• **Set exercise**
Spot each line in the records below where the word "射线空气比释动能计量器具" occurs, then copy it.

• **Given information**
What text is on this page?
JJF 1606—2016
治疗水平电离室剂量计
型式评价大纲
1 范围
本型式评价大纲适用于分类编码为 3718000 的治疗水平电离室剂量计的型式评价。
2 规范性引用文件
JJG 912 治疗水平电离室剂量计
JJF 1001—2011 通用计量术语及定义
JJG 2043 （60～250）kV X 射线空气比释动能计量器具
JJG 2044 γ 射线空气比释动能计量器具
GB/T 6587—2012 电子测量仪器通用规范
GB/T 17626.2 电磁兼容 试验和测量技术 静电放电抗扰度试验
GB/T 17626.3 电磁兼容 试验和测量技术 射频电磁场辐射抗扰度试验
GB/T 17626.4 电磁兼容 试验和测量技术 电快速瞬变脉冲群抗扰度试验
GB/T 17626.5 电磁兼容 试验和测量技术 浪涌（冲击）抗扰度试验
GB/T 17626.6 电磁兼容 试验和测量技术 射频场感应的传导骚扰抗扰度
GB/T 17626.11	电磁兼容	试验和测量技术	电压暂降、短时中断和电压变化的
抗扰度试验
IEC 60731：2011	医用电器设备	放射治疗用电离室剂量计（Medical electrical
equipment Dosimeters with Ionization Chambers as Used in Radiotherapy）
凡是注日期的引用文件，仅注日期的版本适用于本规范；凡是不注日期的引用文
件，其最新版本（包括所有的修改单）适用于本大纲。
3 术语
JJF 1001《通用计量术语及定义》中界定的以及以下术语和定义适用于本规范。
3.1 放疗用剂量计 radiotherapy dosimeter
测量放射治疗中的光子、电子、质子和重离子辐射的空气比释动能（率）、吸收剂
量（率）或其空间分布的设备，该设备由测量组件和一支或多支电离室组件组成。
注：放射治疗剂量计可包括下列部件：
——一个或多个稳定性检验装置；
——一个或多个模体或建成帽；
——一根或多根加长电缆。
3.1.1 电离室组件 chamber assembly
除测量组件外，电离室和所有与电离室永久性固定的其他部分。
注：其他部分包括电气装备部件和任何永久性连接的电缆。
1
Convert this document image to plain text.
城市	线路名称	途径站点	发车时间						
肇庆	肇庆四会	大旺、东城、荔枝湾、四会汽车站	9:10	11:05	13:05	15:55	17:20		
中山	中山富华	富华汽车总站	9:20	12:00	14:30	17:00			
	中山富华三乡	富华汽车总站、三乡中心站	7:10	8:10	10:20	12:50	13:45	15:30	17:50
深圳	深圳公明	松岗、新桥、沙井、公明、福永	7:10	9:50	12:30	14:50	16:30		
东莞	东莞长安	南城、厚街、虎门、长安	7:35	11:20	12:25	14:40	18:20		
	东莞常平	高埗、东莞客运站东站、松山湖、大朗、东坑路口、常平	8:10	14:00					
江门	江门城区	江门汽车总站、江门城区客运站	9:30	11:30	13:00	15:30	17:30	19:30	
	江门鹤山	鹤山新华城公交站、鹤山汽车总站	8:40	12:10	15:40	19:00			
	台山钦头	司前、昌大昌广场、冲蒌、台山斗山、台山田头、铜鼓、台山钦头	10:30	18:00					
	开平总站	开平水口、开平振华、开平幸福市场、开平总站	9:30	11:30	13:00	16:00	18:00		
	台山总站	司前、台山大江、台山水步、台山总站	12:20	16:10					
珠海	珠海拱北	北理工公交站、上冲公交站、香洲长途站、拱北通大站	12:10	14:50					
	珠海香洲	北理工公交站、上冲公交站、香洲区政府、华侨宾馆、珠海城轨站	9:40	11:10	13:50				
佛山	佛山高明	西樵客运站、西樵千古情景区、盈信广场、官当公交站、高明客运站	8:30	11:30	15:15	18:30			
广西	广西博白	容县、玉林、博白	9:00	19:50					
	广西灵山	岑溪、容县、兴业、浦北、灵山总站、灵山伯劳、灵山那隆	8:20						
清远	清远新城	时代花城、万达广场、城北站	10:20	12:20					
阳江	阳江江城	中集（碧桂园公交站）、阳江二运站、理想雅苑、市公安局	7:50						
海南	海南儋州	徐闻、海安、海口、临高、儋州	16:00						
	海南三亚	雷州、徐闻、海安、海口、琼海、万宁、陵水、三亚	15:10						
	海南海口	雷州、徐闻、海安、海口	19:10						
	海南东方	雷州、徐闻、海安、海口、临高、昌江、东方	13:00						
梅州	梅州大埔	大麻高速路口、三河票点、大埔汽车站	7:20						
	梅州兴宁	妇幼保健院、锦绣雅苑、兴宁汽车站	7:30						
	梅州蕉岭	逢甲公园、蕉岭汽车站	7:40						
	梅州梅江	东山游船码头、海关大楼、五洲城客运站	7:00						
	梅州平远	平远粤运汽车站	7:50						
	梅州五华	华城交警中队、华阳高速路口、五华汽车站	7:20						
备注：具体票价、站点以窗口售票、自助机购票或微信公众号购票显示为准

• **Output for this exercise**
JJG 2043 （60～250）kV X 射线空气比释动能计量器具
JJG 2044 γ 射线空气比释动能计量器具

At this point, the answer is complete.